* **AIM OF THE EXERCISE**: Write out every line of the material as it stands, apart from the pictures.

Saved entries
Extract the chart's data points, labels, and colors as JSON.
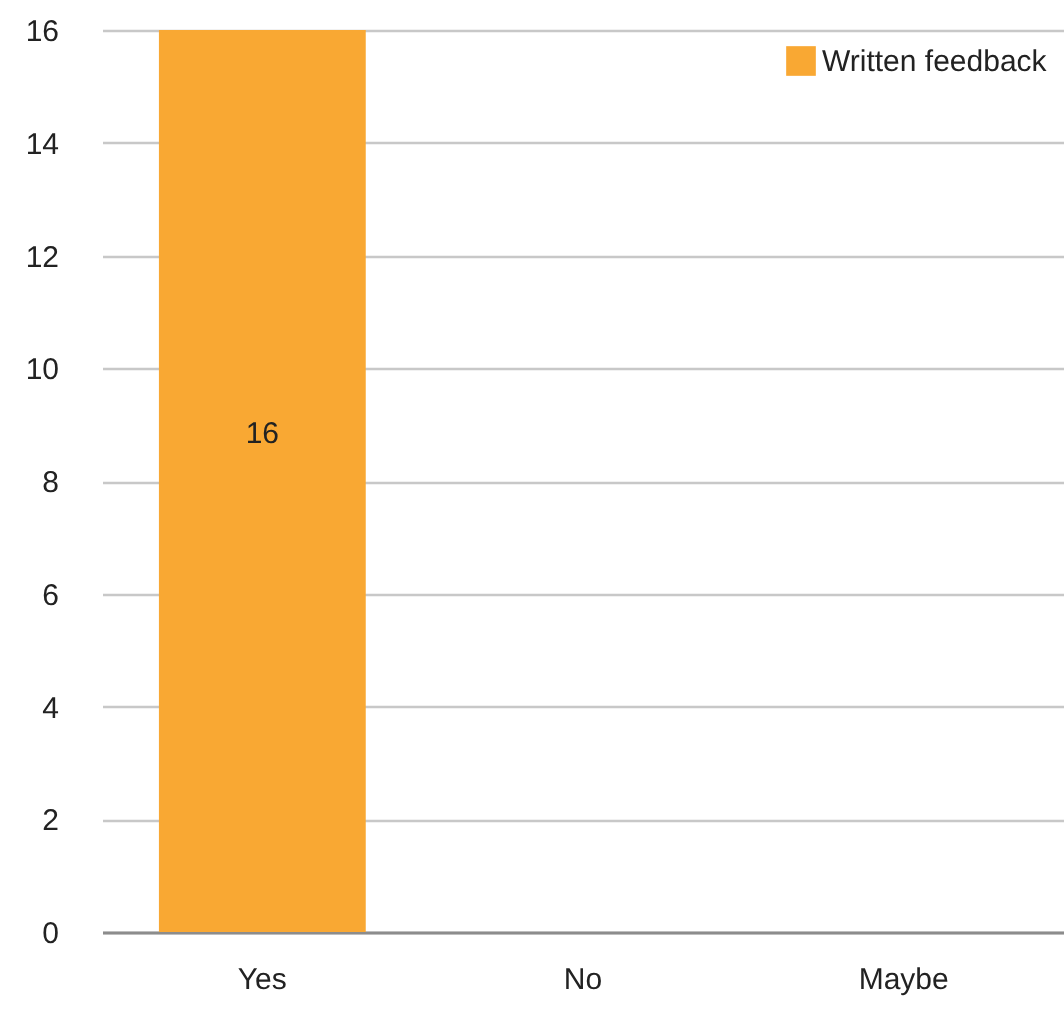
{
  "chart_data": {
    "type": "bar",
    "categories": [
      "Yes",
      "No",
      "Maybe"
    ],
    "series": [
      {
        "name": "Written feedback",
        "color": "#f9a833",
        "values": [
          16,
          0,
          0
        ],
        "value_labels": [
          "16",
          null,
          null
        ]
      }
    ],
    "ylim": [
      0,
      16
    ],
    "yticks": [
      0,
      2,
      4,
      6,
      8,
      10,
      12,
      14,
      16
    ],
    "grid": "y",
    "legend": "top right"
  }
}
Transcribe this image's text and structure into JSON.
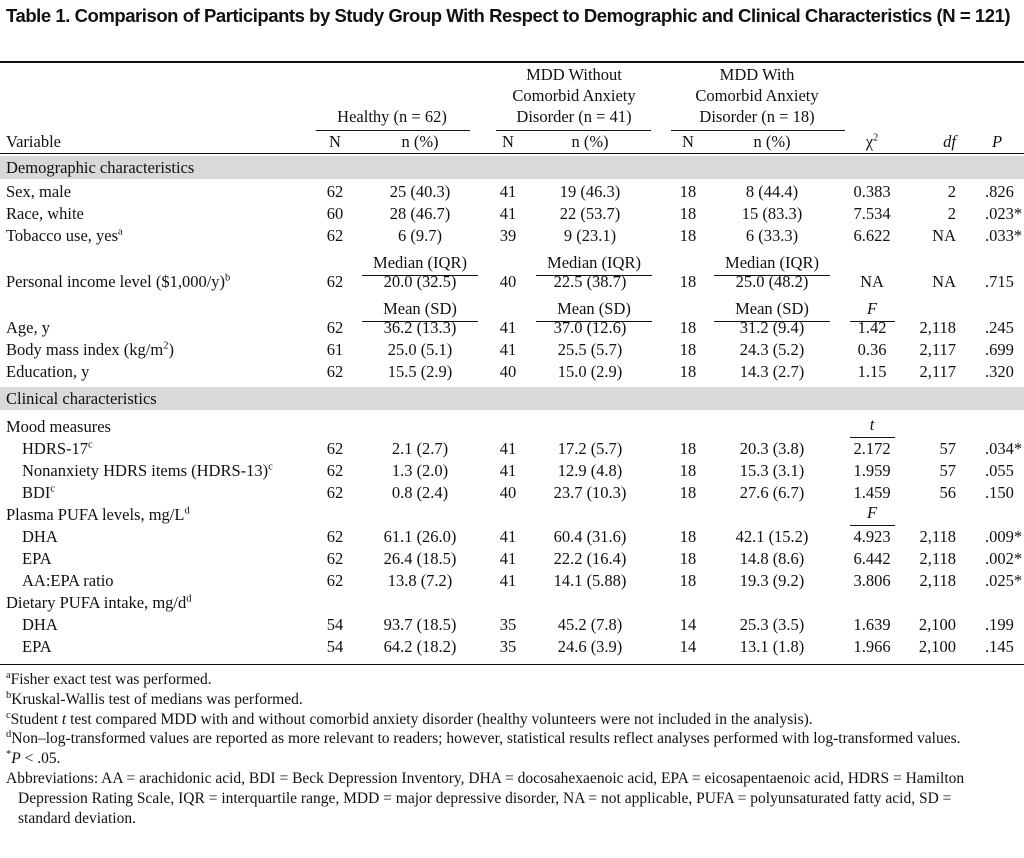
{
  "title": "Table 1. Comparison of Participants by Study Group With Respect to Demographic and Clinical Characteristics (N = 121)",
  "header": {
    "groups": [
      {
        "lines": [
          "Healthy (n = 62)"
        ]
      },
      {
        "lines": [
          "MDD Without",
          "Comorbid Anxiety",
          "Disorder (n = 41)"
        ]
      },
      {
        "lines": [
          "MDD With",
          "Comorbid Anxiety",
          "Disorder (n = 18)"
        ]
      }
    ],
    "columns": [
      "Variable",
      "N",
      "n (%)",
      "N",
      "n (%)",
      "N",
      "n (%)",
      {
        "text": "χ",
        "sup": "2"
      },
      "df",
      "P"
    ]
  },
  "rows": [
    {
      "section": "Demographic characteristics"
    },
    {
      "label": "Sex, male",
      "cells": [
        "62",
        "25 (40.3)",
        "41",
        "19 (46.3)",
        "18",
        "8 (44.4)",
        "0.383",
        "2",
        ".826"
      ]
    },
    {
      "label": "Race, white",
      "cells": [
        "60",
        "28 (46.7)",
        "41",
        "22 (53.7)",
        "18",
        "15 (83.3)",
        "7.534",
        "2",
        ".023*"
      ]
    },
    {
      "label": "Tobacco use, yes",
      "sup": "a",
      "cells": [
        "62",
        "6 (9.7)",
        "39",
        "9 (23.1)",
        "18",
        "6 (33.3)",
        "6.622",
        "NA",
        ".033*"
      ]
    },
    {
      "subheads": [
        "Median (IQR)",
        "Median (IQR)",
        "Median (IQR)"
      ]
    },
    {
      "label": "Personal income level ($1,000/y)",
      "sup": "b",
      "cells": [
        "62",
        "20.0 (32.5)",
        "40",
        "22.5 (38.7)",
        "18",
        "25.0 (48.2)",
        "NA",
        "NA",
        ".715"
      ]
    },
    {
      "subheads": [
        "Mean (SD)",
        "Mean (SD)",
        "Mean (SD)"
      ],
      "stat_head": "F"
    },
    {
      "label": "Age, y",
      "cells": [
        "62",
        "36.2 (13.3)",
        "41",
        "37.0 (12.6)",
        "18",
        "31.2 (9.4)",
        "1.42",
        "2,118",
        ".245"
      ]
    },
    {
      "label": "Body mass index (kg/m",
      "sup": "2",
      "label_end": ")",
      "cells": [
        "61",
        "25.0 (5.1)",
        "41",
        "25.5 (5.7)",
        "18",
        "24.3 (5.2)",
        "0.36",
        "2,117",
        ".699"
      ]
    },
    {
      "label": "Education, y",
      "cells": [
        "62",
        "15.5 (2.9)",
        "40",
        "15.0 (2.9)",
        "18",
        "14.3 (2.7)",
        "1.15",
        "2,117",
        ".320"
      ]
    },
    {
      "section": "Clinical characteristics"
    },
    {
      "label": "Mood measures",
      "stat_head": "t",
      "rows": [
        {
          "label": "HDRS-17",
          "sup": "c",
          "cells": [
            "62",
            "2.1 (2.7)",
            "41",
            "17.2 (5.7)",
            "18",
            "20.3 (3.8)",
            "2.172",
            "57",
            ".034*"
          ]
        },
        {
          "label": "Nonanxiety HDRS items (HDRS-13)",
          "sup": "c",
          "cells": [
            "62",
            "1.3 (2.0)",
            "41",
            "12.9 (4.8)",
            "18",
            "15.3 (3.1)",
            "1.959",
            "57",
            ".055"
          ]
        },
        {
          "label": "BDI",
          "sup": "c",
          "cells": [
            "62",
            "0.8 (2.4)",
            "40",
            "23.7 (10.3)",
            "18",
            "27.6 (6.7)",
            "1.459",
            "56",
            ".150"
          ]
        }
      ]
    },
    {
      "label": "Plasma PUFA levels, mg/L",
      "sup": "d",
      "stat_head": "F",
      "rows": [
        {
          "label": "DHA",
          "cells": [
            "62",
            "61.1 (26.0)",
            "41",
            "60.4 (31.6)",
            "18",
            "42.1 (15.2)",
            "4.923",
            "2,118",
            ".009*"
          ]
        },
        {
          "label": "EPA",
          "cells": [
            "62",
            "26.4 (18.5)",
            "41",
            "22.2 (16.4)",
            "18",
            "14.8 (8.6)",
            "6.442",
            "2,118",
            ".002*"
          ]
        },
        {
          "label": "AA:EPA ratio",
          "cells": [
            "62",
            "13.8 (7.2)",
            "41",
            "14.1 (5.88)",
            "18",
            "19.3 (9.2)",
            "3.806",
            "2,118",
            ".025*"
          ]
        }
      ]
    },
    {
      "label": "Dietary PUFA intake, mg/d",
      "sup": "d",
      "rows": [
        {
          "label": "DHA",
          "cells": [
            "54",
            "93.7 (18.5)",
            "35",
            "45.2 (7.8)",
            "14",
            "25.3 (3.5)",
            "1.639",
            "2,100",
            ".199"
          ]
        },
        {
          "label": "EPA",
          "cells": [
            "54",
            "64.2 (18.2)",
            "35",
            "24.6 (3.9)",
            "14",
            "13.1 (1.8)",
            "1.966",
            "2,100",
            ".145"
          ]
        }
      ]
    }
  ],
  "footnotes": [
    {
      "mark": "a",
      "parts": [
        {
          "text": "Fisher exact test was performed."
        }
      ]
    },
    {
      "mark": "b",
      "parts": [
        {
          "text": "Kruskal-Wallis test of medians was performed."
        }
      ]
    },
    {
      "mark": "c",
      "parts": [
        {
          "text": "Student "
        },
        {
          "italic": "t"
        },
        {
          "text": " test compared MDD with and without comorbid anxiety disorder (healthy volunteers were not included in the analysis)."
        }
      ]
    },
    {
      "mark": "d",
      "parts": [
        {
          "text": "Non–log-transformed values are reported as more relevant to readers; however, statistical results reflect analyses performed with log-transformed values."
        }
      ]
    },
    {
      "mark": "*",
      "parts": [
        {
          "italic": "P"
        },
        {
          "text": " < .05."
        }
      ]
    }
  ],
  "abbreviations": "Abbreviations: AA = arachidonic acid, BDI = Beck Depression Inventory, DHA = docosahexaenoic acid, EPA = eicosapentaenoic acid, HDRS = Hamilton Depression Rating Scale, IQR = interquartile range, MDD = major depressive disorder, NA = not applicable, PUFA = polyunsaturated fatty acid, SD = standard deviation."
}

* **SOLUTION**:
Extract the chart's data points, labels, and colors as JSON.
{
  "chart_data": {
    "type": "bar",
    "categories": [
      "Yes",
      "No",
      "Maybe"
    ],
    "series": [
      {
        "name": "Written feedback",
        "color": "#f9a833",
        "values": [
          16,
          0,
          0
        ],
        "value_labels": [
          "16",
          null,
          null
        ]
      }
    ],
    "ylim": [
      0,
      16
    ],
    "yticks": [
      0,
      2,
      4,
      6,
      8,
      10,
      12,
      14,
      16
    ],
    "grid": "y",
    "legend": "top right"
  }
}
Transcribe this image's text and structure into JSON.
{
  "title": "Table 1. Comparison of Participants by Study Group With Respect to Demographic and Clinical Characteristics (N = 121)",
  "header": {
    "groups": [
      {
        "lines": [
          "Healthy (n = 62)"
        ]
      },
      {
        "lines": [
          "MDD Without",
          "Comorbid Anxiety",
          "Disorder (n = 41)"
        ]
      },
      {
        "lines": [
          "MDD With",
          "Comorbid Anxiety",
          "Disorder (n = 18)"
        ]
      }
    ],
    "columns": [
      "Variable",
      "N",
      "n (%)",
      "N",
      "n (%)",
      "N",
      "n (%)",
      {
        "text": "χ",
        "sup": "2"
      },
      "df",
      "P"
    ]
  },
  "rows": [
    {
      "section": "Demographic characteristics"
    },
    {
      "label": "Sex, male",
      "cells": [
        "62",
        "25 (40.3)",
        "41",
        "19 (46.3)",
        "18",
        "8 (44.4)",
        "0.383",
        "2",
        ".826"
      ]
    },
    {
      "label": "Race, white",
      "cells": [
        "60",
        "28 (46.7)",
        "41",
        "22 (53.7)",
        "18",
        "15 (83.3)",
        "7.534",
        "2",
        ".023*"
      ]
    },
    {
      "label": "Tobacco use, yes",
      "sup": "a",
      "cells": [
        "62",
        "6 (9.7)",
        "39",
        "9 (23.1)",
        "18",
        "6 (33.3)",
        "6.622",
        "NA",
        ".033*"
      ]
    },
    {
      "subheads": [
        "Median (IQR)",
        "Median (IQR)",
        "Median (IQR)"
      ]
    },
    {
      "label": "Personal income level ($1,000/y)",
      "sup": "b",
      "cells": [
        "62",
        "20.0 (32.5)",
        "40",
        "22.5 (38.7)",
        "18",
        "25.0 (48.2)",
        "NA",
        "NA",
        ".715"
      ]
    },
    {
      "subheads": [
        "Mean (SD)",
        "Mean (SD)",
        "Mean (SD)"
      ],
      "stat_head": "F"
    },
    {
      "label": "Age, y",
      "cells": [
        "62",
        "36.2 (13.3)",
        "41",
        "37.0 (12.6)",
        "18",
        "31.2 (9.4)",
        "1.42",
        "2,118",
        ".245"
      ]
    },
    {
      "label": "Body mass index (kg/m",
      "sup": "2",
      "label_end": ")",
      "cells": [
        "61",
        "25.0 (5.1)",
        "41",
        "25.5 (5.7)",
        "18",
        "24.3 (5.2)",
        "0.36",
        "2,117",
        ".699"
      ]
    },
    {
      "label": "Education, y",
      "cells": [
        "62",
        "15.5 (2.9)",
        "40",
        "15.0 (2.9)",
        "18",
        "14.3 (2.7)",
        "1.15",
        "2,117",
        ".320"
      ]
    },
    {
      "section": "Clinical characteristics"
    },
    {
      "label": "Mood measures",
      "stat_head": "t",
      "rows": [
        {
          "label": "HDRS-17",
          "sup": "c",
          "cells": [
            "62",
            "2.1 (2.7)",
            "41",
            "17.2 (5.7)",
            "18",
            "20.3 (3.8)",
            "2.172",
            "57",
            ".034*"
          ]
        },
        {
          "label": "Nonanxiety HDRS items (HDRS-13)",
          "sup": "c",
          "cells": [
            "62",
            "1.3 (2.0)",
            "41",
            "12.9 (4.8)",
            "18",
            "15.3 (3.1)",
            "1.959",
            "57",
            ".055"
          ]
        },
        {
          "label": "BDI",
          "sup": "c",
          "cells": [
            "62",
            "0.8 (2.4)",
            "40",
            "23.7 (10.3)",
            "18",
            "27.6 (6.7)",
            "1.459",
            "56",
            ".150"
          ]
        }
      ]
    },
    {
      "label": "Plasma PUFA levels, mg/L",
      "sup": "d",
      "stat_head": "F",
      "rows": [
        {
          "label": "DHA",
          "cells": [
            "62",
            "61.1 (26.0)",
            "41",
            "60.4 (31.6)",
            "18",
            "42.1 (15.2)",
            "4.923",
            "2,118",
            ".009*"
          ]
        },
        {
          "label": "EPA",
          "cells": [
            "62",
            "26.4 (18.5)",
            "41",
            "22.2 (16.4)",
            "18",
            "14.8 (8.6)",
            "6.442",
            "2,118",
            ".002*"
          ]
        },
        {
          "label": "AA:EPA ratio",
          "cells": [
            "62",
            "13.8 (7.2)",
            "41",
            "14.1 (5.88)",
            "18",
            "19.3 (9.2)",
            "3.806",
            "2,118",
            ".025*"
          ]
        }
      ]
    },
    {
      "label": "Dietary PUFA intake, mg/d",
      "sup": "d",
      "rows": [
        {
          "label": "DHA",
          "cells": [
            "54",
            "93.7 (18.5)",
            "35",
            "45.2 (7.8)",
            "14",
            "25.3 (3.5)",
            "1.639",
            "2,100",
            ".199"
          ]
        },
        {
          "label": "EPA",
          "cells": [
            "54",
            "64.2 (18.2)",
            "35",
            "24.6 (3.9)",
            "14",
            "13.1 (1.8)",
            "1.966",
            "2,100",
            ".145"
          ]
        }
      ]
    }
  ],
  "footnotes": [
    {
      "mark": "a",
      "parts": [
        {
          "text": "Fisher exact test was performed."
        }
      ]
    },
    {
      "mark": "b",
      "parts": [
        {
          "text": "Kruskal-Wallis test of medians was performed."
        }
      ]
    },
    {
      "mark": "c",
      "parts": [
        {
          "text": "Student "
        },
        {
          "italic": "t"
        },
        {
          "text": " test compared MDD with and without comorbid anxiety disorder (healthy volunteers were not included in the analysis)."
        }
      ]
    },
    {
      "mark": "d",
      "parts": [
        {
          "text": "Non–log-transformed values are reported as more relevant to readers; however, statistical results reflect analyses performed with log-transformed values."
        }
      ]
    },
    {
      "mark": "*",
      "parts": [
        {
          "italic": "P"
        },
        {
          "text": " < .05."
        }
      ]
    }
  ],
  "abbreviations": "Abbreviations: AA = arachidonic acid, BDI = Beck Depression Inventory, DHA = docosahexaenoic acid, EPA = eicosapentaenoic acid, HDRS = Hamilton Depression Rating Scale, IQR = interquartile range, MDD = major depressive disorder, NA = not applicable, PUFA = polyunsaturated fatty acid, SD = standard deviation."
}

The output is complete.